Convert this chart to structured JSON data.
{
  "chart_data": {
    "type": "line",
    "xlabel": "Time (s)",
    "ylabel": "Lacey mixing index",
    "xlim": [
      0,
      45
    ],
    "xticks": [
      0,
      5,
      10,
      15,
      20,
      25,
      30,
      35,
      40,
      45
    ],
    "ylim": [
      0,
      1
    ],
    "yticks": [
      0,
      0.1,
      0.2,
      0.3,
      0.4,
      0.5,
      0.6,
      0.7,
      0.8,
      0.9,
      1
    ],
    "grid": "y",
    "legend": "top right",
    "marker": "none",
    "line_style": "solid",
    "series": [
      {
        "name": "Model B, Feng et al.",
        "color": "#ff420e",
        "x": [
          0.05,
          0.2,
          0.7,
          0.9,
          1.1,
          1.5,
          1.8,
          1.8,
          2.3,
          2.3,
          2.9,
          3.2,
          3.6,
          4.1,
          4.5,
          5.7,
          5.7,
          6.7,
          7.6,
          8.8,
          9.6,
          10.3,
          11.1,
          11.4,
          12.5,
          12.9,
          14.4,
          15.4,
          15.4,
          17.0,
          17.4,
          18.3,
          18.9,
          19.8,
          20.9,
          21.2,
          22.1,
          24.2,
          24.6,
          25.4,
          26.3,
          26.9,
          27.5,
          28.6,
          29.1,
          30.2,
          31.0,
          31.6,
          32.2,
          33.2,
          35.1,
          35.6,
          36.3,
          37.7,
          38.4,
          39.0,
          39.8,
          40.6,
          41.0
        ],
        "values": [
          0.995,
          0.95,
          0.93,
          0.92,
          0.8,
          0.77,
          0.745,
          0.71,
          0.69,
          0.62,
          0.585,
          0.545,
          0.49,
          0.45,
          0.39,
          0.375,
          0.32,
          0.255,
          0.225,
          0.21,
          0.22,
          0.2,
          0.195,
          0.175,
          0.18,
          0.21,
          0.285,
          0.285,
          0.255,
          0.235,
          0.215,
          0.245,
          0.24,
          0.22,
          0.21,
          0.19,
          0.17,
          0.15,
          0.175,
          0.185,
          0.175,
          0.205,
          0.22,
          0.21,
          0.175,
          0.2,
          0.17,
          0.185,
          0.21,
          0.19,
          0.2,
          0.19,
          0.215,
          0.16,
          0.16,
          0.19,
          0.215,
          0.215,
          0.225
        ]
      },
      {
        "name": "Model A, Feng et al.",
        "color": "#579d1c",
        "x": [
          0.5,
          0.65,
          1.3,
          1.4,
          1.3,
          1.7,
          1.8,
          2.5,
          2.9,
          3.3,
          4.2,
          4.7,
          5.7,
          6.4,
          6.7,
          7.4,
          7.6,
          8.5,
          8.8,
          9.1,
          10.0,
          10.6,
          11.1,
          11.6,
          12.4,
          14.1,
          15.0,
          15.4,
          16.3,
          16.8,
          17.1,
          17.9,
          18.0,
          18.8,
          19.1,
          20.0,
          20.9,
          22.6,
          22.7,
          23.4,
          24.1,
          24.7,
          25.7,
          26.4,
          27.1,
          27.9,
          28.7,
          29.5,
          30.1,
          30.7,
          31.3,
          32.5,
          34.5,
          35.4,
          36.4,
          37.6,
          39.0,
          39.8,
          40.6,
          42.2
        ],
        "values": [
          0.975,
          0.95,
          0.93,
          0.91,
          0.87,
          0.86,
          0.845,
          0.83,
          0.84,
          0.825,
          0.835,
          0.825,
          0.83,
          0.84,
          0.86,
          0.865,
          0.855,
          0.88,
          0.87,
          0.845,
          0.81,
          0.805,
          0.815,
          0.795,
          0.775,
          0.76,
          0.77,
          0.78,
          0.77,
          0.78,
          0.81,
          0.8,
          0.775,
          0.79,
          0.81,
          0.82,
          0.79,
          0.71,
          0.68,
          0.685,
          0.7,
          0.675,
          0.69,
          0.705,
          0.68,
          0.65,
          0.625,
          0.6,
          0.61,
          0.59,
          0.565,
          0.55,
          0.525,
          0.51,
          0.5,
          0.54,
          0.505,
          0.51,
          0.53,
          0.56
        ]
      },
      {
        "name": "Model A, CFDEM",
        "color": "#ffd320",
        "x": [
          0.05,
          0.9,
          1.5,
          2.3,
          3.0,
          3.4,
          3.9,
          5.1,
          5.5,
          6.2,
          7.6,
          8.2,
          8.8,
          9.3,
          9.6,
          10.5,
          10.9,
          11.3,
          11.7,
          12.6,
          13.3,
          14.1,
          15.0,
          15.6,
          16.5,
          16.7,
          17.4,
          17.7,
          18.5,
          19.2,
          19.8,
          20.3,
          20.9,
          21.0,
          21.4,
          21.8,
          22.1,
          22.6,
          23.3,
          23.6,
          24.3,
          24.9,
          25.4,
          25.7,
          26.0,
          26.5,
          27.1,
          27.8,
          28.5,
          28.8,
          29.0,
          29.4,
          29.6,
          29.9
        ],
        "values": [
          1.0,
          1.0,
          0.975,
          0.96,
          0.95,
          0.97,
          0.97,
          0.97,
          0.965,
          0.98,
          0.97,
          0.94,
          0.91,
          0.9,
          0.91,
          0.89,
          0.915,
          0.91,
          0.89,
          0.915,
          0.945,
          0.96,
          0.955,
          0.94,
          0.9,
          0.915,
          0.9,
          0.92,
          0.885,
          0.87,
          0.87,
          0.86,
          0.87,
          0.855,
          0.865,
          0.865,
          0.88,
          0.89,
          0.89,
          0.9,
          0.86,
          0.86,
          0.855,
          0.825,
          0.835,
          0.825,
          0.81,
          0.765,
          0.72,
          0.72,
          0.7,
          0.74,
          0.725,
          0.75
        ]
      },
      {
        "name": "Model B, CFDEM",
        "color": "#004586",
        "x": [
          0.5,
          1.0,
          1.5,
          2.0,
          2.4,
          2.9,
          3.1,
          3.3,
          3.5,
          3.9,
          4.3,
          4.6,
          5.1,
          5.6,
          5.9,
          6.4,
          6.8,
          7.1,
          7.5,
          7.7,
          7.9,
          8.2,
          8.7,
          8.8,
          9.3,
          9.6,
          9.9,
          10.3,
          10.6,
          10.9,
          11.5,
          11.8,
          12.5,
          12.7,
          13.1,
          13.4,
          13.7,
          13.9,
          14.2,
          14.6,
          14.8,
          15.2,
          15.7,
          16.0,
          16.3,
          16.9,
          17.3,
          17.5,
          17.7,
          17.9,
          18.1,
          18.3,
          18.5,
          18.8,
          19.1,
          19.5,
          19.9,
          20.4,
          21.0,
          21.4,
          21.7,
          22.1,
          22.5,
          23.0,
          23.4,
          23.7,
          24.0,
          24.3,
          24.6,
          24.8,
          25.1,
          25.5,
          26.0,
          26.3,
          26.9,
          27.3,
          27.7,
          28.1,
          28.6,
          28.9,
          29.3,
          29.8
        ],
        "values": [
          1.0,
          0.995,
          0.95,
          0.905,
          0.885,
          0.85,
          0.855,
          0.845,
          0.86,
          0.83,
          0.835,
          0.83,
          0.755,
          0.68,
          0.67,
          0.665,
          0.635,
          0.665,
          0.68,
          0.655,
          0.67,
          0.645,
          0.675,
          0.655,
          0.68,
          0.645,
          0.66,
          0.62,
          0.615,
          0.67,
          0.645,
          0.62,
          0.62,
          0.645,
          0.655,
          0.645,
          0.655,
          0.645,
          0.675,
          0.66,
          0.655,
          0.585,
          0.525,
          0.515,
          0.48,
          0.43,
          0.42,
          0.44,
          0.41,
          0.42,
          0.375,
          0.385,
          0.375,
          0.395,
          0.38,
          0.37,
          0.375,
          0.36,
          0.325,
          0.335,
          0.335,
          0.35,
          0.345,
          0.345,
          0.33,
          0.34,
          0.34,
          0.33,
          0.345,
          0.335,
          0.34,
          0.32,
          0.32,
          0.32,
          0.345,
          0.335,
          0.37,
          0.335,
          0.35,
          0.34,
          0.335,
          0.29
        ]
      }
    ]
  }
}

☆ ☆ ☆

WHAT TO PRODUCE:
Identify and extract each line of the listing that contains "Feng".

RESPONSE FOR THIS EXERCISE:
        "name": "Model B, Feng et al.",
        "name": "Model A, Feng et al.",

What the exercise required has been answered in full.